Figure content listings
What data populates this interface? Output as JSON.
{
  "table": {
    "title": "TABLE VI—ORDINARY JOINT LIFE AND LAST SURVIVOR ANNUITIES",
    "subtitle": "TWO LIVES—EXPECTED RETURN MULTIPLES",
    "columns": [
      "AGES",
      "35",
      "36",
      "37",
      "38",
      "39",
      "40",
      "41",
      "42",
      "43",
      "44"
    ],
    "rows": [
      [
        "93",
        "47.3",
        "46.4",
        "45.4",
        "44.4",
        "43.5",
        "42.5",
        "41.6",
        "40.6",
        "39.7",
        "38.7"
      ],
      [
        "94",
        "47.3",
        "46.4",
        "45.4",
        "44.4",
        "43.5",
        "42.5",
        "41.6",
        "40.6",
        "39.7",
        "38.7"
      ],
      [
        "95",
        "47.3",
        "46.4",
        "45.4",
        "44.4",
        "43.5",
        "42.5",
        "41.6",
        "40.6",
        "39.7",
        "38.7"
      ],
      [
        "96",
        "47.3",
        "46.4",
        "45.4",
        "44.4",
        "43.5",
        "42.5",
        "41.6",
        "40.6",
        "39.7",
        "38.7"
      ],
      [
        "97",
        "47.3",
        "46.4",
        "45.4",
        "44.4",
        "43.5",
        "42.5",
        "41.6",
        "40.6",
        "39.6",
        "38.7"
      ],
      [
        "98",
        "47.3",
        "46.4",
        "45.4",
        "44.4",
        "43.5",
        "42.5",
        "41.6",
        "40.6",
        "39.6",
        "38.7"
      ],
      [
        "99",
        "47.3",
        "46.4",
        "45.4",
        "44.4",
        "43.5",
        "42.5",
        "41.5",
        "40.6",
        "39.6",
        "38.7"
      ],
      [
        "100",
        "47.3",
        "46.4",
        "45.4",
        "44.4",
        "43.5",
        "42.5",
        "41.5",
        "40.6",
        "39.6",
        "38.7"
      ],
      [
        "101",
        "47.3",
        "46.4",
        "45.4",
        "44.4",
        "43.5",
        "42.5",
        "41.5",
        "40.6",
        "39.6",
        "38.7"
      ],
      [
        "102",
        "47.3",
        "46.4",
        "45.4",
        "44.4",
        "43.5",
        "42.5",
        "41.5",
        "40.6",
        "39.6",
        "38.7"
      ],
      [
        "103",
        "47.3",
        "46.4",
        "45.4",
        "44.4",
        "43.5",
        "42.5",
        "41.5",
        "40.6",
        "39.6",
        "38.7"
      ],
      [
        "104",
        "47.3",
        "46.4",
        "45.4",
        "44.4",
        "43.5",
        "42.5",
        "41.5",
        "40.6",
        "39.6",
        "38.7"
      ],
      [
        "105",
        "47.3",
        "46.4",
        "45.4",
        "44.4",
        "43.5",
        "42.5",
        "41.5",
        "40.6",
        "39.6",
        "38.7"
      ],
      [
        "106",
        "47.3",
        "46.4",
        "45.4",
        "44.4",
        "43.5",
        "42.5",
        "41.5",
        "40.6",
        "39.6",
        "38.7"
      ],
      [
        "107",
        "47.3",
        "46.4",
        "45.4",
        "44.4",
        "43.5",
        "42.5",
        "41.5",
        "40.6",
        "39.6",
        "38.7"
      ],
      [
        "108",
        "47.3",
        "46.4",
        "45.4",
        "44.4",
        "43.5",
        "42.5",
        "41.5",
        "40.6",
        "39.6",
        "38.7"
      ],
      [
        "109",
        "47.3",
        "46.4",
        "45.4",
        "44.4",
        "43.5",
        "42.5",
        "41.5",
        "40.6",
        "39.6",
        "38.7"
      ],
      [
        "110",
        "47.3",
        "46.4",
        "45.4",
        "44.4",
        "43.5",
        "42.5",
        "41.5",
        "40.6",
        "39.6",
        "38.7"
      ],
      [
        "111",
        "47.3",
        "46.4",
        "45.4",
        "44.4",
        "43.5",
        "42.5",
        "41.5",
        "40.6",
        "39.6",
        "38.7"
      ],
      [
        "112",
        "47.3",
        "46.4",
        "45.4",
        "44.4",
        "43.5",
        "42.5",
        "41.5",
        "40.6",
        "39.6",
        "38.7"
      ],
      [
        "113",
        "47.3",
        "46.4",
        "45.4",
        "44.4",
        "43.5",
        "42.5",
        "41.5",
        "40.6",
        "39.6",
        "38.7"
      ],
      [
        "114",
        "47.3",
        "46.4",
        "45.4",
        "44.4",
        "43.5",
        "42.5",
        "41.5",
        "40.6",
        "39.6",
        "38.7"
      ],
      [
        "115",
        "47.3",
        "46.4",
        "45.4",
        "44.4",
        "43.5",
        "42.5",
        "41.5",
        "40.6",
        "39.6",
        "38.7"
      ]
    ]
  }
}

Exercise description:
Go through the material above line by line and copy it exactly.

Exercise response:
What data populates this interface? Output as JSON.
{
  "table": {
    "title": "TABLE VI—ORDINARY JOINT LIFE AND LAST SURVIVOR ANNUITIES",
    "subtitle": "TWO LIVES—EXPECTED RETURN MULTIPLES",
    "columns": [
      "AGES",
      "35",
      "36",
      "37",
      "38",
      "39",
      "40",
      "41",
      "42",
      "43",
      "44"
    ],
    "rows": [
      [
        "93",
        "47.3",
        "46.4",
        "45.4",
        "44.4",
        "43.5",
        "42.5",
        "41.6",
        "40.6",
        "39.7",
        "38.7"
      ],
      [
        "94",
        "47.3",
        "46.4",
        "45.4",
        "44.4",
        "43.5",
        "42.5",
        "41.6",
        "40.6",
        "39.7",
        "38.7"
      ],
      [
        "95",
        "47.3",
        "46.4",
        "45.4",
        "44.4",
        "43.5",
        "42.5",
        "41.6",
        "40.6",
        "39.7",
        "38.7"
      ],
      [
        "96",
        "47.3",
        "46.4",
        "45.4",
        "44.4",
        "43.5",
        "42.5",
        "41.6",
        "40.6",
        "39.7",
        "38.7"
      ],
      [
        "97",
        "47.3",
        "46.4",
        "45.4",
        "44.4",
        "43.5",
        "42.5",
        "41.6",
        "40.6",
        "39.6",
        "38.7"
      ],
      [
        "98",
        "47.3",
        "46.4",
        "45.4",
        "44.4",
        "43.5",
        "42.5",
        "41.6",
        "40.6",
        "39.6",
        "38.7"
      ],
      [
        "99",
        "47.3",
        "46.4",
        "45.4",
        "44.4",
        "43.5",
        "42.5",
        "41.5",
        "40.6",
        "39.6",
        "38.7"
      ],
      [
        "100",
        "47.3",
        "46.4",
        "45.4",
        "44.4",
        "43.5",
        "42.5",
        "41.5",
        "40.6",
        "39.6",
        "38.7"
      ],
      [
        "101",
        "47.3",
        "46.4",
        "45.4",
        "44.4",
        "43.5",
        "42.5",
        "41.5",
        "40.6",
        "39.6",
        "38.7"
      ],
      [
        "102",
        "47.3",
        "46.4",
        "45.4",
        "44.4",
        "43.5",
        "42.5",
        "41.5",
        "40.6",
        "39.6",
        "38.7"
      ],
      [
        "103",
        "47.3",
        "46.4",
        "45.4",
        "44.4",
        "43.5",
        "42.5",
        "41.5",
        "40.6",
        "39.6",
        "38.7"
      ],
      [
        "104",
        "47.3",
        "46.4",
        "45.4",
        "44.4",
        "43.5",
        "42.5",
        "41.5",
        "40.6",
        "39.6",
        "38.7"
      ],
      [
        "105",
        "47.3",
        "46.4",
        "45.4",
        "44.4",
        "43.5",
        "42.5",
        "41.5",
        "40.6",
        "39.6",
        "38.7"
      ],
      [
        "106",
        "47.3",
        "46.4",
        "45.4",
        "44.4",
        "43.5",
        "42.5",
        "41.5",
        "40.6",
        "39.6",
        "38.7"
      ],
      [
        "107",
        "47.3",
        "46.4",
        "45.4",
        "44.4",
        "43.5",
        "42.5",
        "41.5",
        "40.6",
        "39.6",
        "38.7"
      ],
      [
        "108",
        "47.3",
        "46.4",
        "45.4",
        "44.4",
        "43.5",
        "42.5",
        "41.5",
        "40.6",
        "39.6",
        "38.7"
      ],
      [
        "109",
        "47.3",
        "46.4",
        "45.4",
        "44.4",
        "43.5",
        "42.5",
        "41.5",
        "40.6",
        "39.6",
        "38.7"
      ],
      [
        "110",
        "47.3",
        "46.4",
        "45.4",
        "44.4",
        "43.5",
        "42.5",
        "41.5",
        "40.6",
        "39.6",
        "38.7"
      ],
      [
        "111",
        "47.3",
        "46.4",
        "45.4",
        "44.4",
        "43.5",
        "42.5",
        "41.5",
        "40.6",
        "39.6",
        "38.7"
      ],
      [
        "112",
        "47.3",
        "46.4",
        "45.4",
        "44.4",
        "43.5",
        "42.5",
        "41.5",
        "40.6",
        "39.6",
        "38.7"
      ],
      [
        "113",
        "47.3",
        "46.4",
        "45.4",
        "44.4",
        "43.5",
        "42.5",
        "41.5",
        "40.6",
        "39.6",
        "38.7"
      ],
      [
        "114",
        "47.3",
        "46.4",
        "45.4",
        "44.4",
        "43.5",
        "42.5",
        "41.5",
        "40.6",
        "39.6",
        "38.7"
      ],
      [
        "115",
        "47.3",
        "46.4",
        "45.4",
        "44.4",
        "43.5",
        "42.5",
        "41.5",
        "40.6",
        "39.6",
        "38.7"
      ]
    ]
  }
}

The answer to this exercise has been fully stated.